* **Page extract**:

I like to prove things like this as algorithmically as possible,
using matrices and row and column operations that are as elementary
as possible.
I construct an invertible matrix $A$ such that $A \matrix(a_1,\ldots,a_n)^T$ = $(1,0,\ldots,0)^T$. Let $B$ be the linear map corresponding to $A$ relative to the basis $\{y_1,\ldots,y_n\}$.
Then the desired basis is $\{x = B^{-1}y_1,\ldots,B^{-1}y_n\}$.
If $n = 1$, take $A = \matrix(1/a_1)$.
If $n = 2$, let $c = \gcd(a_1,a_2) = 1$ and choose $s_1$ and $s_2$ such that
$s_1 a_1 + s_2 a_2 = c$. Take
$$A = \begin{bmatrix} s_1 \ \ \ \ s_2 \\ -a_2/c \ \ a_1/c \end{bmatrix}.$$
Then $A \matrix(a_1,a_2)^T = \matrix(c,0)^T$. In this step,
$c = 1$, but we write it as $c$ for use in the induction step.
$A$ is invertible because its determinant is $1$.
If $n > 2$, use induction on the number of nonzero entries in $\matrix(a_1,\ldots,a_n)$.
If there is only $1$ nonzero entry, then it is a $\gcd$ of the entries and
in fact $1$ by the choice made in the previous step. Apply the most
elementary row operation of interchanging rows to move the nonzero entry
to the first entry. Row interchange operations expressed in matrix
form correspond to multiplication on the left of the matrix $A$ constructed
in previous stages of the induction. The product remains invertible.
If there are $2$ or more nonzero entries, first interchange rows so that
$a_1$ and $a_2$ are nonzero (this will actually make the row interchange
in the above step never occur). Apply the $n = 2$ step to the first
$2$ coordinates (more precisely, to the first $2$ rows) (augment the
$2 \times 2$ matrix with a $(n-2) \times (n-2)$ identity matrix).
Now $c = \gcd(a_1,a_2)$ is not necessarily a unit, but $A$ is
invertible because we divided its second row by $c$ to make its determinant
$1$. Most importantly, reducing
$\matrix(a_1,a_2,a_3,\ldots)^T$ to $\matrix(c,0,a_3,\ldots)^T$
leaves the $gcd$ of the entries unchanged, so the induction works.
All the matrices constructed correspond to not-always-elementary row
operations when they are used to multiply column vectors on the left.
Some are non-elementary since they use a linear combination of rows
while for pure elementary row operations only the special linear
combination $unit * row_1 + r_2 * row_2$ is permitted.
If $R$ is Euclidean, then the Euclidean algorithm essentially gives
a construction of the $2 \times 2$ $A$ as a product of matrices for
elementary row operations, so the final $A$ is also such a product.
I don't know of any practical algorithms for constructing the
$2 \times 2$ $A$ for PIDs that are not Euclidean.
This is the dual of a special case of the algorithm for reduction to
Hermite normal form. In the general case of it, we start with an
arbitrary matrix instead of a column vector, and do reversible (left)
row operations on it to get a triangular matrix (with some complications
for the matrix not being square). Hermite normal form is what you
can naturally get by doing reversible (right) column operations
instead. There is also Smith normal form. It is what you can naturally
get by doing both reversible row operations and reversible column
operations -- a diagonal matrix. All of the elementary theory of
modules over PIDs can be read off from these matrices.
I just edited the question to clarify that $y\neq 0$, I do need this assumption to make the sum direct. Thanks for your advice!
– Camilo Arosemena Serrato May 14 '13 at 05:26

* **Given problem 1**: Edit the records from their start through the line that contains "The fixed end 8b is at (893, 382).", replacing "schematic diagram" with "schematic drawing" and leaving everything else unchanged.
The records come from a separate source and have no relation to the text.

* **The input**:
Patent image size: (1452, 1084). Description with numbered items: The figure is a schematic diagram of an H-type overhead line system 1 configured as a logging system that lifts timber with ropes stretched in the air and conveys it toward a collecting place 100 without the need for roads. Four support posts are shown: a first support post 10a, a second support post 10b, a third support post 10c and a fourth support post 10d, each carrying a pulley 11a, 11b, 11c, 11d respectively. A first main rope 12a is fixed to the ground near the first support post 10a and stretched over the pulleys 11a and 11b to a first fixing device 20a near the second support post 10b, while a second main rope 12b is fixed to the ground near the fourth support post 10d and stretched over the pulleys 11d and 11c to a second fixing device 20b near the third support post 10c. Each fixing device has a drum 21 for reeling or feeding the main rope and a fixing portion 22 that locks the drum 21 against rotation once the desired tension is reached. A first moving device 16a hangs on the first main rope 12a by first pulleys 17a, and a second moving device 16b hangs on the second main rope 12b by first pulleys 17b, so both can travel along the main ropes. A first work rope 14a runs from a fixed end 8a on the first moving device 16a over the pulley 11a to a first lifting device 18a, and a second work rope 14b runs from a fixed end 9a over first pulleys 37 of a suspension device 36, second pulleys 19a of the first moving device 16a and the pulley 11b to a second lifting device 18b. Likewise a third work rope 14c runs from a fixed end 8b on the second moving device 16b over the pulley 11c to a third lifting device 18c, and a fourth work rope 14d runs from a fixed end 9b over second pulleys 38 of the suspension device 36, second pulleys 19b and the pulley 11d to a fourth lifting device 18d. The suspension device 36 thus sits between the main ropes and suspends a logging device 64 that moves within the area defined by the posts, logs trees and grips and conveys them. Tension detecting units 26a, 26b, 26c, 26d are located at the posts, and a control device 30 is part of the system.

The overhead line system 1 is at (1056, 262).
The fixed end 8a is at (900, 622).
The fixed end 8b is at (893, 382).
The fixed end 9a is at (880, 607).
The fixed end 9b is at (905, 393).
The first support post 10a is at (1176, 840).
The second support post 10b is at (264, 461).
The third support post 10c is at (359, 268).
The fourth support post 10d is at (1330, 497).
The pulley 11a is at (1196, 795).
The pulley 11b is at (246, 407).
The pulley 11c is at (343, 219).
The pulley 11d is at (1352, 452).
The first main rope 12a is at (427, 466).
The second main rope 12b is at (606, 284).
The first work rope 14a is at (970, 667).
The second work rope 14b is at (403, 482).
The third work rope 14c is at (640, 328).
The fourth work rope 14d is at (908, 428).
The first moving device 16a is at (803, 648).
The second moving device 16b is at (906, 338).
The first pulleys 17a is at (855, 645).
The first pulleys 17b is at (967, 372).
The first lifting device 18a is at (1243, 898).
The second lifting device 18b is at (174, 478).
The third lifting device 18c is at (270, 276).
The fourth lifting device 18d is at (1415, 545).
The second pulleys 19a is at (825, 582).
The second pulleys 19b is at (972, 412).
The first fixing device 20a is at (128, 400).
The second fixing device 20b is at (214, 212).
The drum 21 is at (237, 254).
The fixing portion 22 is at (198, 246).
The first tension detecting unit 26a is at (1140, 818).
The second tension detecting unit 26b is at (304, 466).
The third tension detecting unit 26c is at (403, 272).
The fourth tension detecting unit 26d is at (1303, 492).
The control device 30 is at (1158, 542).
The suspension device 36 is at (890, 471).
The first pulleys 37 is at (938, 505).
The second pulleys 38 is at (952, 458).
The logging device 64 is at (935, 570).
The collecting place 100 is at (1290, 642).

* **Given problem 2**: From the text on row operations over PIDs, reproduce verbatim the part that opens with the words containing "Then the desired" and closes with "the induction step.".

* **Worked solution 1**:
Patent image size: (1452, 1084). Description with numbered items: The figure is a schematic drawing of an H-type overhead line system 1 configured as a logging system that lifts timber with ropes stretched in the air and conveys it toward a collecting place 100 without the need for roads. Four support posts are shown: a first support post 10a, a second support post 10b, a third support post 10c and a fourth support post 10d, each carrying a pulley 11a, 11b, 11c, 11d respectively. A first main rope 12a is fixed to the ground near the first support post 10a and stretched over the pulleys 11a and 11b to a first fixing device 20a near the second support post 10b, while a second main rope 12b is fixed to the ground near the fourth support post 10d and stretched over the pulleys 11d and 11c to a second fixing device 20b near the third support post 10c. Each fixing device has a drum 21 for reeling or feeding the main rope and a fixing portion 22 that locks the drum 21 against rotation once the desired tension is reached. A first moving device 16a hangs on the first main rope 12a by first pulleys 17a, and a second moving device 16b hangs on the second main rope 12b by first pulleys 17b, so both can travel along the main ropes. A first work rope 14a runs from a fixed end 8a on the first moving device 16a over the pulley 11a to a first lifting device 18a, and a second work rope 14b runs from a fixed end 9a over first pulleys 37 of a suspension device 36, second pulleys 19a of the first moving device 16a and the pulley 11b to a second lifting device 18b. Likewise a third work rope 14c runs from a fixed end 8b on the second moving device 16b over the pulley 11c to a third lifting device 18c, and a fourth work rope 14d runs from a fixed end 9b over second pulleys 38 of the suspension device 36, second pulleys 19b and the pulley 11d to a fourth lifting device 18d. The suspension device 36 thus sits between the main ropes and suspends a logging device 64 that moves within the area defined by the posts, logs trees and grips and conveys them. Tension detecting units 26a, 26b, 26c, 26d are located at the posts, and a control device 30 is part of the system.

The overhead line system 1 is at (1056, 262).
The fixed end 8a is at (900, 622).
The fixed end 8b is at (893, 382).

* **Worked solution 2**:
Then the desired basis is $\{x = B^{-1}y_1,\ldots,B^{-1}y_n\}$.
If $n = 1$, take $A = \matrix(1/a_1)$.
If $n = 2$, let $c = \gcd(a_1,a_2) = 1$ and choose $s_1$ and $s_2$ such that
$s_1 a_1 + s_2 a_2 = c$. Take
$$A = \begin{bmatrix} s_1 \ \ \ \ s_2 \\ -a_2/c \ \ a_1/c \end{bmatrix}.$$
Then $A \matrix(a_1,a_2)^T = \matrix(c,0)^T$. In this step,
$c = 1$, but we write it as $c$ for use in the induction step.